Check every line below for the word "with" and copy each one that has it.

----

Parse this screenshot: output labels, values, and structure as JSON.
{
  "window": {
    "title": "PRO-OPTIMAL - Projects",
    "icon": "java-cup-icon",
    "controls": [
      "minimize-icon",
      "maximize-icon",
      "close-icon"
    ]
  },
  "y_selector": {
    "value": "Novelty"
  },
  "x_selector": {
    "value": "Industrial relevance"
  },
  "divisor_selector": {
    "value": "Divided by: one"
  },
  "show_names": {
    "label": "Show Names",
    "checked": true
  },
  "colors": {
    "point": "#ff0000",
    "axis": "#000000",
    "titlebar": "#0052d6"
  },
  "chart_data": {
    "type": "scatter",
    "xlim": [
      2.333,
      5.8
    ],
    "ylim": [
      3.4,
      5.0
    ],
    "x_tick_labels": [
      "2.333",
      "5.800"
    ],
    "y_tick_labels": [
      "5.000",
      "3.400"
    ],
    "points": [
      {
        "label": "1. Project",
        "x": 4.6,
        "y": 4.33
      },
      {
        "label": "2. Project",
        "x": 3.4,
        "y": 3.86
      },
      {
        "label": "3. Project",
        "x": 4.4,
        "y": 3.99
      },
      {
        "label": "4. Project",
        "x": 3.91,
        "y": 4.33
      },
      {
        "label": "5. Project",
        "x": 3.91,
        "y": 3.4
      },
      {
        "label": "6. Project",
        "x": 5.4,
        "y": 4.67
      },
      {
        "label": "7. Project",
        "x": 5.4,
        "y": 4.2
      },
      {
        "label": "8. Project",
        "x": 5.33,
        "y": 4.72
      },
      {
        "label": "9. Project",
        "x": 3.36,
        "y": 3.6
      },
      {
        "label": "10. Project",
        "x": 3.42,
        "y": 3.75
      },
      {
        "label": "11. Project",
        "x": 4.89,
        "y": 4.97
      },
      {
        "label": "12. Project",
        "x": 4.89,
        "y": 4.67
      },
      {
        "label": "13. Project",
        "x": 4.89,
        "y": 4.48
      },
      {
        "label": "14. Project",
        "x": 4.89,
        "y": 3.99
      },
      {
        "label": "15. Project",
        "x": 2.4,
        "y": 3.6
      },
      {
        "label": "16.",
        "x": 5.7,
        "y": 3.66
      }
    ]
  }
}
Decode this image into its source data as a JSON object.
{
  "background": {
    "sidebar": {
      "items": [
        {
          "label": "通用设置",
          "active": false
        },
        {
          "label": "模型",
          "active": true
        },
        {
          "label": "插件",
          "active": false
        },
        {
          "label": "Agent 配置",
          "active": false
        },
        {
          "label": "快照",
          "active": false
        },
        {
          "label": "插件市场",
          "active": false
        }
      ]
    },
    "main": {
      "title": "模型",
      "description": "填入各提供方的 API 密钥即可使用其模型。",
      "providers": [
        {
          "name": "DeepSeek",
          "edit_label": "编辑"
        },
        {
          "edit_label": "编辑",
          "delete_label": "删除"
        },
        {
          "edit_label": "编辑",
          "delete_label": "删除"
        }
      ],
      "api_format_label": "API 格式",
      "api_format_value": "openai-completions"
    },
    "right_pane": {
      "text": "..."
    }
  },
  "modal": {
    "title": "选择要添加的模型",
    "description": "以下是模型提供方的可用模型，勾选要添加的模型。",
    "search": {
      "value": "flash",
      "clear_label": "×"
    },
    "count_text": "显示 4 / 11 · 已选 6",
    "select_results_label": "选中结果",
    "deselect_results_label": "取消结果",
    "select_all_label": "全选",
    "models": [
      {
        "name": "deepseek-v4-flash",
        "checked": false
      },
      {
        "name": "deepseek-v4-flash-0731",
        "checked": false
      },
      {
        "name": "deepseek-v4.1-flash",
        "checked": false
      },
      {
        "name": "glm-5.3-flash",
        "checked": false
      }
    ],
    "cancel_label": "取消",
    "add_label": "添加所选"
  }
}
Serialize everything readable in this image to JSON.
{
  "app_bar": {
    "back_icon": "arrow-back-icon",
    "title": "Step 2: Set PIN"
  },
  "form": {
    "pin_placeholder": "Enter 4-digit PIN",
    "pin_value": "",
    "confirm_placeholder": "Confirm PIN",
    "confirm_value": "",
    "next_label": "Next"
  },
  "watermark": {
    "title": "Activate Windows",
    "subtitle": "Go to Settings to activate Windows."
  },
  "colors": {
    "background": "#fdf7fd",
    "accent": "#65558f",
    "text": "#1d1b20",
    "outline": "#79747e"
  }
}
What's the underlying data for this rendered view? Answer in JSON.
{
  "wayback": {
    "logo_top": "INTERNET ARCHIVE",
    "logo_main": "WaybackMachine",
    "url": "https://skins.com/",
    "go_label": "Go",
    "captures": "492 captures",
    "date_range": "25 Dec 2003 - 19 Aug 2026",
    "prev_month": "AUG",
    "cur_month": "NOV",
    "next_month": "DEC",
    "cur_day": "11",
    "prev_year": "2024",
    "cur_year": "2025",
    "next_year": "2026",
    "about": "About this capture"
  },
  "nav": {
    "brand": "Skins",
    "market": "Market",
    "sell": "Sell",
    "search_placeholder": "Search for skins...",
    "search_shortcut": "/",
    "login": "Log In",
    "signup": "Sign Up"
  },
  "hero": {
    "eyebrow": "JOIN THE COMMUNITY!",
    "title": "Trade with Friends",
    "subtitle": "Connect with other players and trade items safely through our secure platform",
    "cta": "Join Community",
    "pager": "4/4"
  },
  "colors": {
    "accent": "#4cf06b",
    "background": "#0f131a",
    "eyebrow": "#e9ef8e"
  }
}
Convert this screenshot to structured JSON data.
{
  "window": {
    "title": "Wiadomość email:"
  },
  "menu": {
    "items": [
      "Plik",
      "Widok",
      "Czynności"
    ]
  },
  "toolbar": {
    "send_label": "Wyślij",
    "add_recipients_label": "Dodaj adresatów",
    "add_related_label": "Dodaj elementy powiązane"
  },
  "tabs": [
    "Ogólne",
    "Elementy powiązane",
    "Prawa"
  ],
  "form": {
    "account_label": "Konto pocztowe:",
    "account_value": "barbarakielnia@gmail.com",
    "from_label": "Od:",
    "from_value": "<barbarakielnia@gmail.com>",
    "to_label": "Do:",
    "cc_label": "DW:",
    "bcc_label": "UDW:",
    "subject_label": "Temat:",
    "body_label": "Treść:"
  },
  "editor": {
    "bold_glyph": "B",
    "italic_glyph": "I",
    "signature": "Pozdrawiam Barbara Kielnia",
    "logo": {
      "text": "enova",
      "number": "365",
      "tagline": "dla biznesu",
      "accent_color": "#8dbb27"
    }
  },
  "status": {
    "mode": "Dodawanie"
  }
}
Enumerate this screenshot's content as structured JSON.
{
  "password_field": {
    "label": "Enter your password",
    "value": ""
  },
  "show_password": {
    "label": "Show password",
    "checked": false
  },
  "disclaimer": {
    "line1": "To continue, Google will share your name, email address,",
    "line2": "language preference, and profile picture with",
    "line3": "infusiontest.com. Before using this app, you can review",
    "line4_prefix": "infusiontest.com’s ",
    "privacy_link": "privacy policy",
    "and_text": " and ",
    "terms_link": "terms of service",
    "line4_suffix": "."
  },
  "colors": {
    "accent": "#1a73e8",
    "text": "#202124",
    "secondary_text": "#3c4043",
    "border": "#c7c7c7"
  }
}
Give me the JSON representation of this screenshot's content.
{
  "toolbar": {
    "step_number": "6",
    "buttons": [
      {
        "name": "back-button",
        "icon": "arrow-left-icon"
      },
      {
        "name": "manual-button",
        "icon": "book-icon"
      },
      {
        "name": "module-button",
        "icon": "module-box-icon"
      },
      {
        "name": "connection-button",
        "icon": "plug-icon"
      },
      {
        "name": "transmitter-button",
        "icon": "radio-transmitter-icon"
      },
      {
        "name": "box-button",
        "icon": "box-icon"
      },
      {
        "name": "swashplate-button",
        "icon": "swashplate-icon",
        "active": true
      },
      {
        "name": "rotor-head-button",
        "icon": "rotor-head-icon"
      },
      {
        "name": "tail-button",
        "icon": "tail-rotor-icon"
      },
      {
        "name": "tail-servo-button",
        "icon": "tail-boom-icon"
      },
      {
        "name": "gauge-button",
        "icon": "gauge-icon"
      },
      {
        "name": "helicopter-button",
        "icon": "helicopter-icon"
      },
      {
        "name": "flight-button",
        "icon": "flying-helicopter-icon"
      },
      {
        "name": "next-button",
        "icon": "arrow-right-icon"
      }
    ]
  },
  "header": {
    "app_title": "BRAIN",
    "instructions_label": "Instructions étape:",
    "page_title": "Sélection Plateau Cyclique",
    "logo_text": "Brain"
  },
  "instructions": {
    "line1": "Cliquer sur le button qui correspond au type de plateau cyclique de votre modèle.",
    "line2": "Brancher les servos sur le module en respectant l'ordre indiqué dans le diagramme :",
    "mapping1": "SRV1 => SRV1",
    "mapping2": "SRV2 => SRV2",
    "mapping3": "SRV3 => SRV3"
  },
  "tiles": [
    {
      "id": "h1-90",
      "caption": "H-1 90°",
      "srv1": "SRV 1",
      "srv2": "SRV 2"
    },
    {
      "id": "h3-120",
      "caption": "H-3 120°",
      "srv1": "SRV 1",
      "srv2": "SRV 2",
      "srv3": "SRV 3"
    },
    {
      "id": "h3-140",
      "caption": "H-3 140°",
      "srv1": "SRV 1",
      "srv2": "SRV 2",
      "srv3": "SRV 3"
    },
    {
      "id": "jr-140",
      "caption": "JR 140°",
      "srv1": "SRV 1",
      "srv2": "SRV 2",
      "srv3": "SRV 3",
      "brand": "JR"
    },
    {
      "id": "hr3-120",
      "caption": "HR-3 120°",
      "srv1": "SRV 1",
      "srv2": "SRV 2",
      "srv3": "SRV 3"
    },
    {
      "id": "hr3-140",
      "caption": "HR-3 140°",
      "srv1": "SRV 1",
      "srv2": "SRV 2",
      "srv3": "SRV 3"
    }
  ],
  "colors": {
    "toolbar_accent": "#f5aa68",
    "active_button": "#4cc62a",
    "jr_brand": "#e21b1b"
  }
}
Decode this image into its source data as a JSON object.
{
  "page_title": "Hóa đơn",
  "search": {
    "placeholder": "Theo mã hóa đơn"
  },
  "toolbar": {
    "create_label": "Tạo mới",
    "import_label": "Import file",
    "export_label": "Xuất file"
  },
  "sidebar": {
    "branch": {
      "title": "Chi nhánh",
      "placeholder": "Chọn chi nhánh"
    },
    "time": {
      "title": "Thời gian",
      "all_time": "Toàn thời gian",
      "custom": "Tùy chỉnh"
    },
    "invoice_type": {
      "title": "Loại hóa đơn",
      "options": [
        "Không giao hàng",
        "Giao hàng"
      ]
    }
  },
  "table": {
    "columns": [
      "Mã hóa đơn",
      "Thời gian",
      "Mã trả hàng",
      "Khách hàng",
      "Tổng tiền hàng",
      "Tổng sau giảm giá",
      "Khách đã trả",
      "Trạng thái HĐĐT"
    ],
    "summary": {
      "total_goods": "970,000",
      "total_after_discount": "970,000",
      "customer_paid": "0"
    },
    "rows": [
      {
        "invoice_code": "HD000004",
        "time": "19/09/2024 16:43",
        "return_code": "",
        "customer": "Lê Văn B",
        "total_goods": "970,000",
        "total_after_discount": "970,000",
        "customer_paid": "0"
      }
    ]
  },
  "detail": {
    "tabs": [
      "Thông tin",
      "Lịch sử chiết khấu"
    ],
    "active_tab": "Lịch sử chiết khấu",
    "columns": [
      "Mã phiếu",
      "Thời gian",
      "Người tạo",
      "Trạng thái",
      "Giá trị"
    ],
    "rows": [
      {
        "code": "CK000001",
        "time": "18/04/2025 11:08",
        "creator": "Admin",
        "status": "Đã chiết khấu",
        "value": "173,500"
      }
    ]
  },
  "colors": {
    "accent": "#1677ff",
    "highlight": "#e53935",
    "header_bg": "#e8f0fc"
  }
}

----

*Output of the task*.
    "title": "Trade with Friends",
    "subtitle": "Connect with other players and trade items safely through our secure platform",
    "line2": "language preference, and profile picture with",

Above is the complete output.